Among the entries below, find the lines with "JSON" and copy them.

[Dataset items]
- - -

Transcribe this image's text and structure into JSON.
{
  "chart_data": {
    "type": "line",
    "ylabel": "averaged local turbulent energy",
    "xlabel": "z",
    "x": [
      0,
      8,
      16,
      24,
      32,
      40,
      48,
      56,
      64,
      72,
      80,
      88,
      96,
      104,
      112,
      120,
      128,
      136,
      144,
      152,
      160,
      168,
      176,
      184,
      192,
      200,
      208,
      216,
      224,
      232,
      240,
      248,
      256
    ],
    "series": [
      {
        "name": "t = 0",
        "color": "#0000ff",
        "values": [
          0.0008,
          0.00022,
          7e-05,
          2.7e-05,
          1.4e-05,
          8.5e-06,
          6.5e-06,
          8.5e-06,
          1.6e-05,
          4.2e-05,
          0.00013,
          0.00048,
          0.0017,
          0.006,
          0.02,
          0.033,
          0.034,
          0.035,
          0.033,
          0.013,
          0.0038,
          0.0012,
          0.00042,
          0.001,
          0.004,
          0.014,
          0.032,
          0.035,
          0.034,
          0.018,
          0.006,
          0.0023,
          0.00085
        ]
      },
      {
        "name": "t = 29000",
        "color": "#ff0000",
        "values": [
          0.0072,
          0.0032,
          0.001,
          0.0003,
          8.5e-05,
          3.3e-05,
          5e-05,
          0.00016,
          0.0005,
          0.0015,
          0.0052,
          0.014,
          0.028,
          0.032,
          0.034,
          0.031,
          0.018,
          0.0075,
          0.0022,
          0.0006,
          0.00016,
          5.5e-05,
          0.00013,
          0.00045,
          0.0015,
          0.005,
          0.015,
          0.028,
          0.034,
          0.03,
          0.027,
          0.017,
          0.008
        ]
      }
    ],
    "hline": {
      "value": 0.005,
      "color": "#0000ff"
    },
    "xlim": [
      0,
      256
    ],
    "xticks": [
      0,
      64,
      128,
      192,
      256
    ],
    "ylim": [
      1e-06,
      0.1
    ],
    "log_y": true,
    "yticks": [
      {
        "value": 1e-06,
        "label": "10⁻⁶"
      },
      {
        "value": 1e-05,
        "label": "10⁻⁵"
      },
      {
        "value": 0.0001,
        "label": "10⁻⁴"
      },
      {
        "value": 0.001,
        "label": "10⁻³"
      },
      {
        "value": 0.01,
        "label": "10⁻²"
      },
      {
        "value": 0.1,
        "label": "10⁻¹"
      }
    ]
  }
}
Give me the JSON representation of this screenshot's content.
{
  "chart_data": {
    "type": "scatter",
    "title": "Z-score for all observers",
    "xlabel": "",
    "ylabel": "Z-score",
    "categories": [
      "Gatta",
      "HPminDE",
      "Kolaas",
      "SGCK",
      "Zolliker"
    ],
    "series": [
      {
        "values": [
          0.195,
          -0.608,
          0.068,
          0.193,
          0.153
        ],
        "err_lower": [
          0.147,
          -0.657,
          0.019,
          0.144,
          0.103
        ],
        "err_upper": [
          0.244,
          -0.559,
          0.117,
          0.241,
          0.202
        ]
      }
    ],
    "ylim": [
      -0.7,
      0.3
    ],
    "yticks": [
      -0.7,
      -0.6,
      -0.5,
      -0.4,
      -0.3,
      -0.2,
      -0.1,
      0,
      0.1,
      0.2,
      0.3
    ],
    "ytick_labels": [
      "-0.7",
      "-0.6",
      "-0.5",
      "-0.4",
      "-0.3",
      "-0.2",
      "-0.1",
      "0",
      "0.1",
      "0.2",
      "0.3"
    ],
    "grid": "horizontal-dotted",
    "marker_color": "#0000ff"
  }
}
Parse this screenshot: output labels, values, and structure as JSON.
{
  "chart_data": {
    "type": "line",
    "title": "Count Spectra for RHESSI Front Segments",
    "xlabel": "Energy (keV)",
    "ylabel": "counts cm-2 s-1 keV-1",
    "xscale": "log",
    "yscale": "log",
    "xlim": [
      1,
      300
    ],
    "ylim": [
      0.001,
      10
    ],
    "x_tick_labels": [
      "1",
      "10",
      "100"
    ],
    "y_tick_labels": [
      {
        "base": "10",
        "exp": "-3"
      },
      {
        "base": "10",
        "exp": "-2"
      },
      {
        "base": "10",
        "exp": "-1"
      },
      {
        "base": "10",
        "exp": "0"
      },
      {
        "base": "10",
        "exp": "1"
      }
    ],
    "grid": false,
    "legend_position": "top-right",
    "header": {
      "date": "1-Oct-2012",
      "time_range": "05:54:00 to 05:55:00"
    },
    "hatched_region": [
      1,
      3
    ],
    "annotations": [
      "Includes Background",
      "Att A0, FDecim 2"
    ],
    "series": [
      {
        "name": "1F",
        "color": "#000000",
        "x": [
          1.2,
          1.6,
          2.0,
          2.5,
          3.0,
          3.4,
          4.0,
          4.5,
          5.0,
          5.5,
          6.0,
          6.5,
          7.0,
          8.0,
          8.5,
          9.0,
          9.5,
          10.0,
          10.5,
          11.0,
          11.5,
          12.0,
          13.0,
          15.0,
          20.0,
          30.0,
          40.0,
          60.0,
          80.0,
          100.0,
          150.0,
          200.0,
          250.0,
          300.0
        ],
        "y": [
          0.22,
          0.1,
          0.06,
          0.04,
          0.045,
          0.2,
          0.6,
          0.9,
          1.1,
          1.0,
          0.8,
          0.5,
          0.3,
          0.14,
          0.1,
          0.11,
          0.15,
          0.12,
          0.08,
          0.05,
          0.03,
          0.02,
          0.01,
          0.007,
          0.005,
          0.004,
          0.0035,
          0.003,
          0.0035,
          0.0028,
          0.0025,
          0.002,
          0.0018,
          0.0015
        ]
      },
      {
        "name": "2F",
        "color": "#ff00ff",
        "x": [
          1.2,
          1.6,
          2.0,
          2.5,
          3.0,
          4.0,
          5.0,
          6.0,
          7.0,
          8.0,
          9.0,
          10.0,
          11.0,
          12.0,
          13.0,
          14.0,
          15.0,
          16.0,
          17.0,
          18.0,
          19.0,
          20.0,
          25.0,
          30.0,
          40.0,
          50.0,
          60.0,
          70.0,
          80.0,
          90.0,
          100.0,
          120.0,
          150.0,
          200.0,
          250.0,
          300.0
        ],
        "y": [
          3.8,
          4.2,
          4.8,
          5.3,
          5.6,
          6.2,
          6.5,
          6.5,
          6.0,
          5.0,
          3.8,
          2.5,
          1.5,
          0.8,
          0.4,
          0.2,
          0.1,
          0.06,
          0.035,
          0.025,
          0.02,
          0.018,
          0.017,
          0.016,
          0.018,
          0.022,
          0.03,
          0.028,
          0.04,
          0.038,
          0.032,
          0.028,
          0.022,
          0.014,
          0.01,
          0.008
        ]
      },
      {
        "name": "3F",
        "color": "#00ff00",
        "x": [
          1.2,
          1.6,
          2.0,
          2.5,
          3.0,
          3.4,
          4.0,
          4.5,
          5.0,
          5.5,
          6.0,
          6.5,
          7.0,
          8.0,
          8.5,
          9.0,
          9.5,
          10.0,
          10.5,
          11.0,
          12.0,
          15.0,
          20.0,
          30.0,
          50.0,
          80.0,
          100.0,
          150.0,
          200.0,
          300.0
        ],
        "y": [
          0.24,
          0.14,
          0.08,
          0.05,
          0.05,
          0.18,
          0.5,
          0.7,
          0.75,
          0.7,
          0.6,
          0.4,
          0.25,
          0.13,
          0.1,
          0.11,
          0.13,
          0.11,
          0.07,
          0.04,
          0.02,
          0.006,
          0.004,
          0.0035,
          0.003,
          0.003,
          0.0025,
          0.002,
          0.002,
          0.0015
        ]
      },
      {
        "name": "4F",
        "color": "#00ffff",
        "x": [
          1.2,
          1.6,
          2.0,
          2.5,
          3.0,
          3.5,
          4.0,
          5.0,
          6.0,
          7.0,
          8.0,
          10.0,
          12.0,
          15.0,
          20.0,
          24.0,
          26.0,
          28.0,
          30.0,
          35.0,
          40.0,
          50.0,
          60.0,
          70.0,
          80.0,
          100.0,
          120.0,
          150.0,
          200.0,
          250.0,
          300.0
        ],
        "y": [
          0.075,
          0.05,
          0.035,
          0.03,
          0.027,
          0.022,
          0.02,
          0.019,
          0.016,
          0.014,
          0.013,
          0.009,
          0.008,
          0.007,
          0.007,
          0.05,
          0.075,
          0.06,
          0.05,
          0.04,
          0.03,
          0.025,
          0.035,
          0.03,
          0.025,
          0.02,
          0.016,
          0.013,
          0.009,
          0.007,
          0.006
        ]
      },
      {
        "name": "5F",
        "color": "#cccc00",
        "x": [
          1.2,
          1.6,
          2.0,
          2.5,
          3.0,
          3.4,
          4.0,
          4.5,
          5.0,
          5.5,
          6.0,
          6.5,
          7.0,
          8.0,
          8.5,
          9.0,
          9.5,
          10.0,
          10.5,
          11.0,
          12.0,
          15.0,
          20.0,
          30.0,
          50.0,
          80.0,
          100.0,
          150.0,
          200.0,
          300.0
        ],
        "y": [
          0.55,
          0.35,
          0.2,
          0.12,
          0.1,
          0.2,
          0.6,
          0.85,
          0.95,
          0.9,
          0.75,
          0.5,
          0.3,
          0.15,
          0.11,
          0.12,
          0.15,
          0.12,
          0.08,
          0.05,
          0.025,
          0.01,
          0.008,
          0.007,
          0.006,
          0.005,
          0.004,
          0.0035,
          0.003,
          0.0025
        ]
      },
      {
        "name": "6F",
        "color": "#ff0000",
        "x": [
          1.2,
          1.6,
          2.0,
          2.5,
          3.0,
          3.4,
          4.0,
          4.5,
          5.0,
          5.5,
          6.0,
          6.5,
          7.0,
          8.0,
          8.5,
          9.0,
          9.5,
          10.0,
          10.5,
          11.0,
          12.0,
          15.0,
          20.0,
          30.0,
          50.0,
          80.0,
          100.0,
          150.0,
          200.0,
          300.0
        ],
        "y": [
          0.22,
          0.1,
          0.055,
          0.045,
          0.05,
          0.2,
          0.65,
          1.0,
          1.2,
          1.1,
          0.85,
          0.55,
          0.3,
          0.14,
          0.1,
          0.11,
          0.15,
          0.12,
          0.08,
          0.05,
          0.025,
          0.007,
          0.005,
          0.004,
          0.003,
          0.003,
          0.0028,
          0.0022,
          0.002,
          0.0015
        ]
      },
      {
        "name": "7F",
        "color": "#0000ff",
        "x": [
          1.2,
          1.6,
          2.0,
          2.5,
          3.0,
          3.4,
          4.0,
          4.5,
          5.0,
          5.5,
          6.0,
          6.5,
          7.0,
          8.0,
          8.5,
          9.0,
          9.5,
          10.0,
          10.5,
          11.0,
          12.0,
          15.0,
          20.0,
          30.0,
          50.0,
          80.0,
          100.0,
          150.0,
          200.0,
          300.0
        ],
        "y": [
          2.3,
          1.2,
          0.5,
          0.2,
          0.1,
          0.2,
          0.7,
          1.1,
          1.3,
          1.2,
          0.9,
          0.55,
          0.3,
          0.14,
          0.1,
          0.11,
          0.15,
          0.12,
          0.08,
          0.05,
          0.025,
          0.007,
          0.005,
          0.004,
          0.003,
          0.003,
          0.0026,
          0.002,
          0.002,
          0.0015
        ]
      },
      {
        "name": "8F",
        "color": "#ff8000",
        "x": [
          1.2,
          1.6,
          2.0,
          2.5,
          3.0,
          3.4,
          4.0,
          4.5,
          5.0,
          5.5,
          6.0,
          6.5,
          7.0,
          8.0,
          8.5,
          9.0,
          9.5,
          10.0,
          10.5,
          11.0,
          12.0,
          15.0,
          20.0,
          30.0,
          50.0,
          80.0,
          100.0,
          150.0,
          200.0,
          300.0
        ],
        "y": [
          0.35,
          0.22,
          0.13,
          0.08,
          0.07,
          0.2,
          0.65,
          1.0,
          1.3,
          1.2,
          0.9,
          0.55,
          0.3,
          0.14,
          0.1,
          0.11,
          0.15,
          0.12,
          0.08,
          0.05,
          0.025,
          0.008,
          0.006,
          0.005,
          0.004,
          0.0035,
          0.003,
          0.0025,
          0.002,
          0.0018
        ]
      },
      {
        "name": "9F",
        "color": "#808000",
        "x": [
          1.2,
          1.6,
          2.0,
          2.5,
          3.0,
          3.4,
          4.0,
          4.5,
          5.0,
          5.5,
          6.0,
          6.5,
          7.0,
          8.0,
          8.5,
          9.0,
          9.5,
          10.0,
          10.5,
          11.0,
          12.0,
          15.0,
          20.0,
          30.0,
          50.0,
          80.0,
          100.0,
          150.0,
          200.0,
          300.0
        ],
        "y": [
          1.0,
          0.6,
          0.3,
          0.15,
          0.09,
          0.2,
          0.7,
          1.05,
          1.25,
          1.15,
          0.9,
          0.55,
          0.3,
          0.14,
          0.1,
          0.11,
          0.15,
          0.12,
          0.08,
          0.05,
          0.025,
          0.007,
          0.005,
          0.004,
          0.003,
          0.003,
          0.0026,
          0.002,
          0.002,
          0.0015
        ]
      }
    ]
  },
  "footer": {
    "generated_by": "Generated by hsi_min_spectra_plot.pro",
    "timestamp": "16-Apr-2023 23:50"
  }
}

- - -

> _TASK SOLUTION_:
Transcribe this image's text and structure into JSON.
Give me the JSON representation of this screenshot's content.
Parse this screenshot: output labels, values, and structure as JSON.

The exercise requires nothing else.